*EXERCISE DIRECTIONS*
Report each line of the data that includes the word "type".

*EXTRACTED ENTRIES*
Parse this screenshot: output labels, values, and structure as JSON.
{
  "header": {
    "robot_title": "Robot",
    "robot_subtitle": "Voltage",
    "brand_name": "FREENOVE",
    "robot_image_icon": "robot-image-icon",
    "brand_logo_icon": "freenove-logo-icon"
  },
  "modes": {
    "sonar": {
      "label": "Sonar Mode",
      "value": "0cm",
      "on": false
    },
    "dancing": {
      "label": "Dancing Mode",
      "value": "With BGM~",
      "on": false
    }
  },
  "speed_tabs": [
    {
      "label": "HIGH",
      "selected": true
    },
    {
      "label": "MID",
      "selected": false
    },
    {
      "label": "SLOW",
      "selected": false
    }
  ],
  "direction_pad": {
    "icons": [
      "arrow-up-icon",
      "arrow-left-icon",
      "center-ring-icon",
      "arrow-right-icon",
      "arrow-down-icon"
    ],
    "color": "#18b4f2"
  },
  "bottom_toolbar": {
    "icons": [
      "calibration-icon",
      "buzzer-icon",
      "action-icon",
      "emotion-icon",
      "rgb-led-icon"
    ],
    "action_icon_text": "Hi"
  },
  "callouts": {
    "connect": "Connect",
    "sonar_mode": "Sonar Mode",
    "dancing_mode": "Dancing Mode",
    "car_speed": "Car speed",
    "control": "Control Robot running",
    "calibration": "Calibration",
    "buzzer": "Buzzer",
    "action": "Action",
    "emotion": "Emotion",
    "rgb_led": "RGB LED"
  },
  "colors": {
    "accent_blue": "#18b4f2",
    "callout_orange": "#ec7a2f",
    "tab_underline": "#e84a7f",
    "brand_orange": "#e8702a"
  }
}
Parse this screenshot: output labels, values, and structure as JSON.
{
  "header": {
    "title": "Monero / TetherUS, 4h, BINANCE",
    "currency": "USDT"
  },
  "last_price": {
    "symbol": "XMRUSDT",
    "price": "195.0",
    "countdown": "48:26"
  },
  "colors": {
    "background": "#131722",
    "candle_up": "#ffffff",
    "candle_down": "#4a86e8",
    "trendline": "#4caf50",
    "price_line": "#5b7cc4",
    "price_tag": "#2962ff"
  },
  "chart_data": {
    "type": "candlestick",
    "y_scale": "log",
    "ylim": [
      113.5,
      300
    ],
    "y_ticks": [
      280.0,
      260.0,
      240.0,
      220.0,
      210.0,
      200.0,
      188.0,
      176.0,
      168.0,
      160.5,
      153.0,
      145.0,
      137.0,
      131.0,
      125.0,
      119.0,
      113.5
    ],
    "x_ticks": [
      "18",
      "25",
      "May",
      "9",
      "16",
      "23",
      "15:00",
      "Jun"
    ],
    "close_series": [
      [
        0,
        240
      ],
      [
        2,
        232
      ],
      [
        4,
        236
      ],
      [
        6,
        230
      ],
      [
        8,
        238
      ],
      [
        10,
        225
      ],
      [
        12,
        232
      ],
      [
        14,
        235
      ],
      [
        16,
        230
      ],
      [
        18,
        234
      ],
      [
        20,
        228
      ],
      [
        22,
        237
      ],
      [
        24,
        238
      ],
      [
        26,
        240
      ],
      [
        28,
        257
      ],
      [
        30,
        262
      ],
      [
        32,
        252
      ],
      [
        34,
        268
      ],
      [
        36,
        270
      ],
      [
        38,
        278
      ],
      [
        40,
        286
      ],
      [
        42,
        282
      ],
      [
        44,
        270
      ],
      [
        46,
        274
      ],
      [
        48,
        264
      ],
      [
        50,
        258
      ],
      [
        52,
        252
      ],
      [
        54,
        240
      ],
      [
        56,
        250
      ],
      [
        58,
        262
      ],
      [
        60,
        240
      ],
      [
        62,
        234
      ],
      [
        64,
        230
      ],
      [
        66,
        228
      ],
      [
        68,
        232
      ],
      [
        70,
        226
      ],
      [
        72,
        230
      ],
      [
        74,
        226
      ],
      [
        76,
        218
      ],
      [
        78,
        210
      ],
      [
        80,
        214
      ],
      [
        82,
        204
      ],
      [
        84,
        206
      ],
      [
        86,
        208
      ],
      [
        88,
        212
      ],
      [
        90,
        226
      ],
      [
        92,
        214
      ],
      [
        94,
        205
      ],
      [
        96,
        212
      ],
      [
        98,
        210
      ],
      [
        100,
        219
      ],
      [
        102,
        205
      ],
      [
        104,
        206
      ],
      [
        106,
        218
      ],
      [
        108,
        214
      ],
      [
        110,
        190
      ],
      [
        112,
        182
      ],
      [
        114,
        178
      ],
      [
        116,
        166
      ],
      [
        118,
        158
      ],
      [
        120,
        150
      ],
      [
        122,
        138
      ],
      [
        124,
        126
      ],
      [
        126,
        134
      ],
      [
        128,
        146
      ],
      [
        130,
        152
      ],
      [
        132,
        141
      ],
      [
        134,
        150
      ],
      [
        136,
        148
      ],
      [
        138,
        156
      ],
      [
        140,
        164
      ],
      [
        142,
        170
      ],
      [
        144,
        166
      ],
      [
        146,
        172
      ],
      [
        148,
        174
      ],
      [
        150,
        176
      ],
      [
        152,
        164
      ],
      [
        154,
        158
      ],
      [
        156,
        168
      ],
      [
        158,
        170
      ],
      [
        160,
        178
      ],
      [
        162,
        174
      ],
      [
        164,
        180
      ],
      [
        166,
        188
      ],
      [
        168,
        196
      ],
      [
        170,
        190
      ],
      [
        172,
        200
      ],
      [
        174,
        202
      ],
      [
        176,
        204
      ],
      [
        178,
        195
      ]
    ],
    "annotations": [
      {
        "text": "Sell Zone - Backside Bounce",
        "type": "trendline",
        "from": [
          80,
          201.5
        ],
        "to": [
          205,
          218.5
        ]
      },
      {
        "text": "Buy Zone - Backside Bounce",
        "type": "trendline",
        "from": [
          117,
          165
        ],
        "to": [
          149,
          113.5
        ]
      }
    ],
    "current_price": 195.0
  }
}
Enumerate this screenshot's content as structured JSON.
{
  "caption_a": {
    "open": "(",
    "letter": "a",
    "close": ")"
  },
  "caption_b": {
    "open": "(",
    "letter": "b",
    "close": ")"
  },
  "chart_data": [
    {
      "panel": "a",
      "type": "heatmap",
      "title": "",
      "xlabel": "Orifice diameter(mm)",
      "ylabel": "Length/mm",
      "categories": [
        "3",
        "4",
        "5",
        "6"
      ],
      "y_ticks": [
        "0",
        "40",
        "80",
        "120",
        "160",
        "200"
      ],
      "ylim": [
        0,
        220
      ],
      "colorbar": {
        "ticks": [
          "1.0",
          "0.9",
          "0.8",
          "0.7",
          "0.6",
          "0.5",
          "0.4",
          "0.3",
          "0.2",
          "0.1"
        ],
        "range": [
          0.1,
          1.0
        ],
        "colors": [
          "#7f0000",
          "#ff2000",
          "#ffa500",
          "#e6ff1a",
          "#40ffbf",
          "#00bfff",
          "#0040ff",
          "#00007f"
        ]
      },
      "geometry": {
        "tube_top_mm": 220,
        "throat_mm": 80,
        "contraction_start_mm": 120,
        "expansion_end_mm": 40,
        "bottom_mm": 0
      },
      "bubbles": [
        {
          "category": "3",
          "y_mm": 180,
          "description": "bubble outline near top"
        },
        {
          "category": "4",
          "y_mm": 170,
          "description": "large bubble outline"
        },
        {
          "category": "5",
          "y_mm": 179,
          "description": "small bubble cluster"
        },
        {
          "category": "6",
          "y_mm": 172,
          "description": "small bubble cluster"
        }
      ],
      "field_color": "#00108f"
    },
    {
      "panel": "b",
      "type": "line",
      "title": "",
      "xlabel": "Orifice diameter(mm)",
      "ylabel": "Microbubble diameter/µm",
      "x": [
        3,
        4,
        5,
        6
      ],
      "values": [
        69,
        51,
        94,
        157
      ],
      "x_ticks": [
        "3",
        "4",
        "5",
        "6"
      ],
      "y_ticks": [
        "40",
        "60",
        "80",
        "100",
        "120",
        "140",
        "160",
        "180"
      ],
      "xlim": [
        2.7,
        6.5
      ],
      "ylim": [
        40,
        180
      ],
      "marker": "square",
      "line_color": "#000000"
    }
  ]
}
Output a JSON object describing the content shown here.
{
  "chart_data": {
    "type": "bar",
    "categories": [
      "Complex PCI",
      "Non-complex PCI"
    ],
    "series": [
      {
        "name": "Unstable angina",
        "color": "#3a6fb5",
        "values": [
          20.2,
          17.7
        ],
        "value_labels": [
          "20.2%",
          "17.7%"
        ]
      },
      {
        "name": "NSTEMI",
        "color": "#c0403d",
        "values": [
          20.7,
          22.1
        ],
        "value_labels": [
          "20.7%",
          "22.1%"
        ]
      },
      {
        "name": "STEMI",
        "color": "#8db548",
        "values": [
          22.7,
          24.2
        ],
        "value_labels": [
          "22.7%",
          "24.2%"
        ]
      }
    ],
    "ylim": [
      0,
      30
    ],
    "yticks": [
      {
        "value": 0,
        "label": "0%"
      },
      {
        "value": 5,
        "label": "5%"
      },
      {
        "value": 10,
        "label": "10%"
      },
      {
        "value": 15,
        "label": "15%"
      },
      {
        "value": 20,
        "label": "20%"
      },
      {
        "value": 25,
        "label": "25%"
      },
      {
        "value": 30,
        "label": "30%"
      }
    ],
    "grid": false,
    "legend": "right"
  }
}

*FINISHED ANSWER*
    "type": "candlestick",
        "type": "trendline",
        "type": "trendline",
      "type": "heatmap",
      "type": "line",
    "type": "bar",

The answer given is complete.